• PROBLEM TO SOLVE: Output all lines exactly.

• LISTED RECORDS:
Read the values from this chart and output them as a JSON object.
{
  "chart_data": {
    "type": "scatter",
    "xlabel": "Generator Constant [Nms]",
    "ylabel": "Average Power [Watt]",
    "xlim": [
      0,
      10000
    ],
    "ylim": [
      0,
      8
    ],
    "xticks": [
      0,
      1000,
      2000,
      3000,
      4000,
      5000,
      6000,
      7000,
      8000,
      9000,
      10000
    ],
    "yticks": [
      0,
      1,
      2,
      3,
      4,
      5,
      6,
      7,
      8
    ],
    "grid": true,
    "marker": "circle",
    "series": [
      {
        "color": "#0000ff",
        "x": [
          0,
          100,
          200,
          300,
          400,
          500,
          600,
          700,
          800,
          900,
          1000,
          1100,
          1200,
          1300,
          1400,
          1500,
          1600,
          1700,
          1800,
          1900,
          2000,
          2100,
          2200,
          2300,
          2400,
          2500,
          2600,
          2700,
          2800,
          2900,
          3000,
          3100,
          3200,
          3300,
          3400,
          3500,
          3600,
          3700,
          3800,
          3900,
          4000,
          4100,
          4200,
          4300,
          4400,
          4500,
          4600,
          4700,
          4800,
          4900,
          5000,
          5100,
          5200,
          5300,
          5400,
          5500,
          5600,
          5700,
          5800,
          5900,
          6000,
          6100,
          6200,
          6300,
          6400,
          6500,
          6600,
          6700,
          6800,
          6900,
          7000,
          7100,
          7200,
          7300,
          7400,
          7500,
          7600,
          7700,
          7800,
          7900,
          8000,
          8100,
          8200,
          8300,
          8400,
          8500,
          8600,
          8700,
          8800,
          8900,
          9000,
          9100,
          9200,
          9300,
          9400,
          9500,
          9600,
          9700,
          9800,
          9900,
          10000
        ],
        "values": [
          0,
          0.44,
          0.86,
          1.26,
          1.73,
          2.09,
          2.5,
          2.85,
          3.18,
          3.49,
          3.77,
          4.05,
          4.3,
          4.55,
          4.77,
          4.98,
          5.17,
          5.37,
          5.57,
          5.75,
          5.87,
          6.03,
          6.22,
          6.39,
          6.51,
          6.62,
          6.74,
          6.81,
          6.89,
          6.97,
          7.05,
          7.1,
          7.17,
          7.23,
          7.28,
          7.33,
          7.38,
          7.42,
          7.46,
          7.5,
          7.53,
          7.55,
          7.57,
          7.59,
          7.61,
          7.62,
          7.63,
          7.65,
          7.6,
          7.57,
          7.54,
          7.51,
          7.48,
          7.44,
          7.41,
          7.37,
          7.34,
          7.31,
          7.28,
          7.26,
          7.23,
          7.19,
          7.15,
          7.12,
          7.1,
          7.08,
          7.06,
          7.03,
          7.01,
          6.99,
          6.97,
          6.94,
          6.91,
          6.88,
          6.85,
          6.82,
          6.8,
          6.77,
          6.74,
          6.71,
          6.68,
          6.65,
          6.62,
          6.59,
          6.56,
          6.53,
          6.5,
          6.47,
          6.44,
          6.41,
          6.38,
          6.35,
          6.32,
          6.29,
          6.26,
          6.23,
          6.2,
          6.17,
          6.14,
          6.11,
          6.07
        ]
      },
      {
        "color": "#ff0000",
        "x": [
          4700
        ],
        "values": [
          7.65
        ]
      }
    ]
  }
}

• RESULT OF THE TASK:
Read the values from this chart and output them as a JSON object.
{
  "chart_data": {
    "type": "scatter",
    "xlabel": "Generator Constant [Nms]",
    "ylabel": "Average Power [Watt]",
    "xlim": [
      0,
      10000
    ],
    "ylim": [
      0,
      8
    ],
    "xticks": [
      0,
      1000,
      2000,
      3000,
      4000,
      5000,
      6000,
      7000,
      8000,
      9000,
      10000
    ],
    "yticks": [
      0,
      1,
      2,
      3,
      4,
      5,
      6,
      7,
      8
    ],
    "grid": true,
    "marker": "circle",
    "series": [
      {
        "color": "#0000ff",
        "x": [
          0,
          100,
          200,
          300,
          400,
          500,
          600,
          700,
          800,
          900,
          1000,
          1100,
          1200,
          1300,
          1400,
          1500,
          1600,
          1700,
          1800,
          1900,
          2000,
          2100,
          2200,
          2300,
          2400,
          2500,
          2600,
          2700,
          2800,
          2900,
          3000,
          3100,
          3200,
          3300,
          3400,
          3500,
          3600,
          3700,
          3800,
          3900,
          4000,
          4100,
          4200,
          4300,
          4400,
          4500,
          4600,
          4700,
          4800,
          4900,
          5000,
          5100,
          5200,
          5300,
          5400,
          5500,
          5600,
          5700,
          5800,
          5900,
          6000,
          6100,
          6200,
          6300,
          6400,
          6500,
          6600,
          6700,
          6800,
          6900,
          7000,
          7100,
          7200,
          7300,
          7400,
          7500,
          7600,
          7700,
          7800,
          7900,
          8000,
          8100,
          8200,
          8300,
          8400,
          8500,
          8600,
          8700,
          8800,
          8900,
          9000,
          9100,
          9200,
          9300,
          9400,
          9500,
          9600,
          9700,
          9800,
          9900,
          10000
        ],
        "values": [
          0,
          0.44,
          0.86,
          1.26,
          1.73,
          2.09,
          2.5,
          2.85,
          3.18,
          3.49,
          3.77,
          4.05,
          4.3,
          4.55,
          4.77,
          4.98,
          5.17,
          5.37,
          5.57,
          5.75,
          5.87,
          6.03,
          6.22,
          6.39,
          6.51,
          6.62,
          6.74,
          6.81,
          6.89,
          6.97,
          7.05,
          7.1,
          7.17,
          7.23,
          7.28,
          7.33,
          7.38,
          7.42,
          7.46,
          7.5,
          7.53,
          7.55,
          7.57,
          7.59,
          7.61,
          7.62,
          7.63,
          7.65,
          7.6,
          7.57,
          7.54,
          7.51,
          7.48,
          7.44,
          7.41,
          7.37,
          7.34,
          7.31,
          7.28,
          7.26,
          7.23,
          7.19,
          7.15,
          7.12,
          7.1,
          7.08,
          7.06,
          7.03,
          7.01,
          6.99,
          6.97,
          6.94,
          6.91,
          6.88,
          6.85,
          6.82,
          6.8,
          6.77,
          6.74,
          6.71,
          6.68,
          6.65,
          6.62,
          6.59,
          6.56,
          6.53,
          6.5,
          6.47,
          6.44,
          6.41,
          6.38,
          6.35,
          6.32,
          6.29,
          6.26,
          6.23,
          6.2,
          6.17,
          6.14,
          6.11,
          6.07
        ]
      },
      {
        "color": "#ff0000",
        "x": [
          4700
        ],
        "values": [
          7.65
        ]
      }
    ]
  }
}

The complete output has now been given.